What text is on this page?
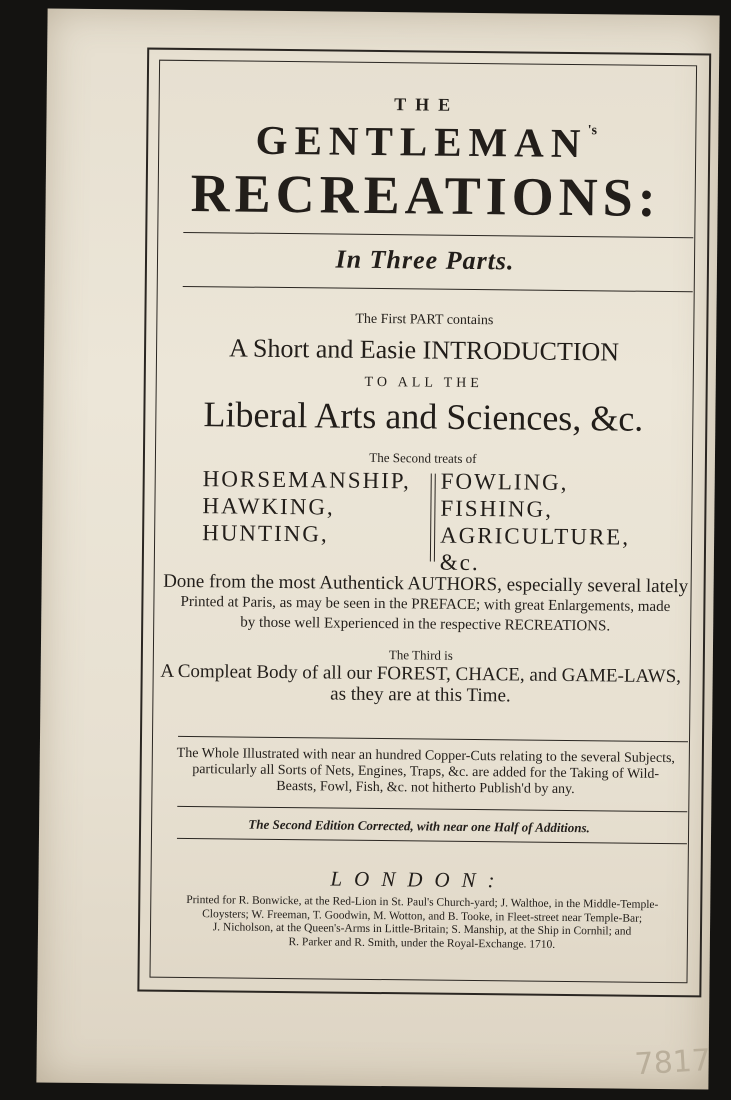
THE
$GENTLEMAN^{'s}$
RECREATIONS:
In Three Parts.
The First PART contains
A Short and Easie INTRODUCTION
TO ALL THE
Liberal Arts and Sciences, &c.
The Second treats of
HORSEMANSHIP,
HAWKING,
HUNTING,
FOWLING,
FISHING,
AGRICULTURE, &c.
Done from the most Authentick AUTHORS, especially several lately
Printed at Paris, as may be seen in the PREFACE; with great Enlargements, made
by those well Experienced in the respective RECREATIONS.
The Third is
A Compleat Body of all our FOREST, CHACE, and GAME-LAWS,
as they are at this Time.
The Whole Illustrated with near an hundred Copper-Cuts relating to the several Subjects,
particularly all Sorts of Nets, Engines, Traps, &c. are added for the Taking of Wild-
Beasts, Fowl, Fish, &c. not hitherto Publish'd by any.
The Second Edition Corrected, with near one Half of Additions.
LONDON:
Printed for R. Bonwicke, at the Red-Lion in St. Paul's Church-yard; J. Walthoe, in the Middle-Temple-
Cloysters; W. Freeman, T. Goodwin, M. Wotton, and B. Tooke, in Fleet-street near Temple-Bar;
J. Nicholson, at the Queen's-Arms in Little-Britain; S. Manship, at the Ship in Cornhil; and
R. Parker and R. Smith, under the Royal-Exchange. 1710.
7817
--
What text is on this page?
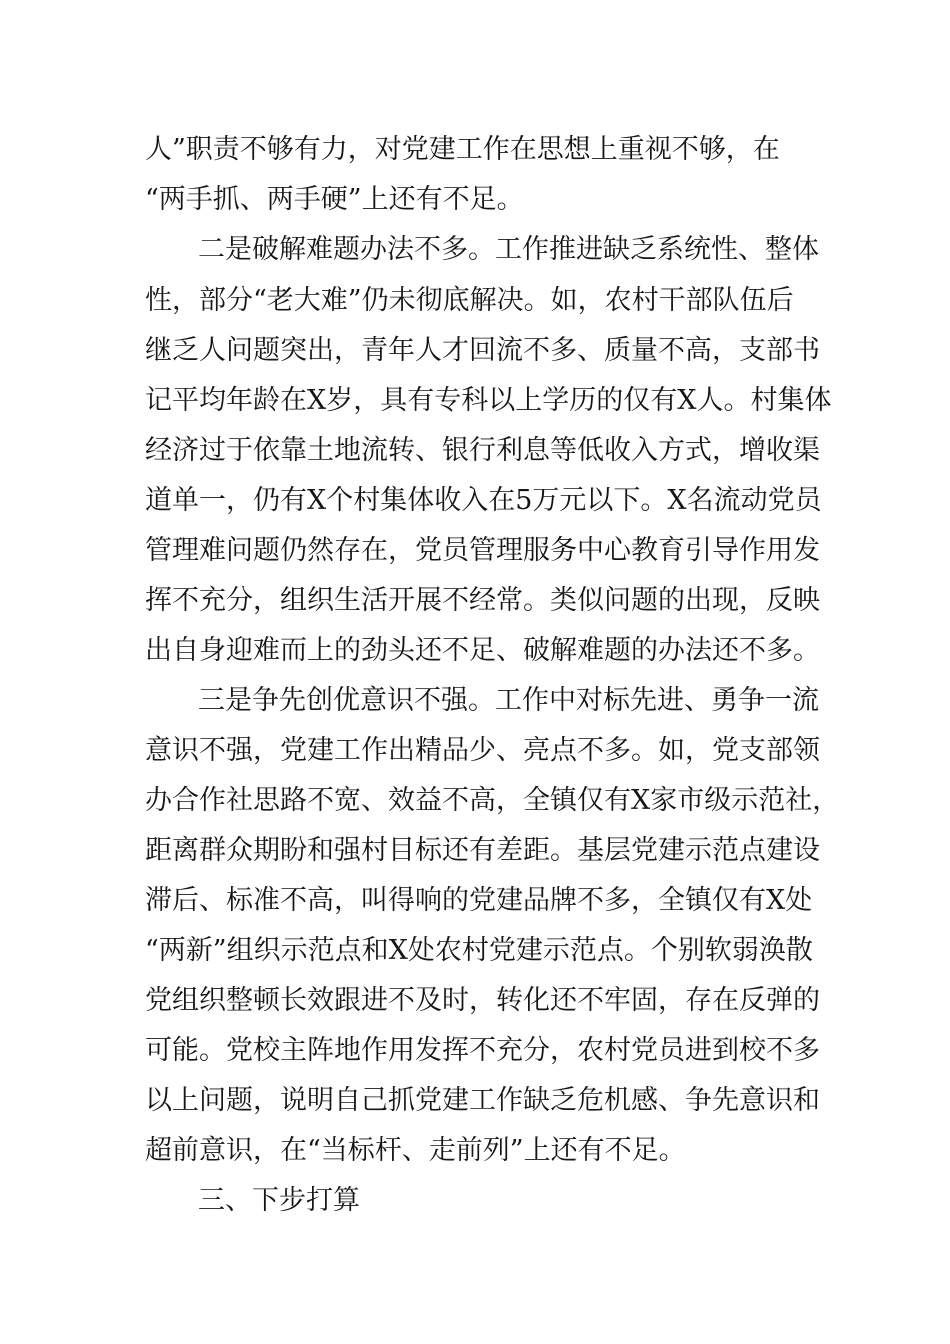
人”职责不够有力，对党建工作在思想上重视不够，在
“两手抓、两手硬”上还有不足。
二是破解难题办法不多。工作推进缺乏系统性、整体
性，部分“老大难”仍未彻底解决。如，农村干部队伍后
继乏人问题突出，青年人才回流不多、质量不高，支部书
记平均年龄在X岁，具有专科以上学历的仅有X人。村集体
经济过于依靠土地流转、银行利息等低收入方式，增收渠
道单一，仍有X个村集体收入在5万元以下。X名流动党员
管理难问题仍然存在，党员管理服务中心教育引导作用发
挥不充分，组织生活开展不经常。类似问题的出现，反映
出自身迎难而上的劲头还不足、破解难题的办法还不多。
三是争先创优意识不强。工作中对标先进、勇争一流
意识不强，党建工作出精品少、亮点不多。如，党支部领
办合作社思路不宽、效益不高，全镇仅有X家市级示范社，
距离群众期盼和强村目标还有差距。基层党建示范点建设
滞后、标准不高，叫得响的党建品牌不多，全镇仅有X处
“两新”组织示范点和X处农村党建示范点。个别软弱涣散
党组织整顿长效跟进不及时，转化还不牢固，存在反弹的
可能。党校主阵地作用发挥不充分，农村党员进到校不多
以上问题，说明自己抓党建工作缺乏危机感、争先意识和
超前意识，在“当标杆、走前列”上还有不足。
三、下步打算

» What is needed
Which lines include the word "Temple"? List them all.

» Answer to this task
Printed for R. Bonwicke, at the Red-Lion in St. Paul's Church-yard; J. Walthoe, in the Middle-Temple-
Cloysters; W. Freeman, T. Goodwin, M. Wotton, and B. Tooke, in Fleet-street near Temple-Bar;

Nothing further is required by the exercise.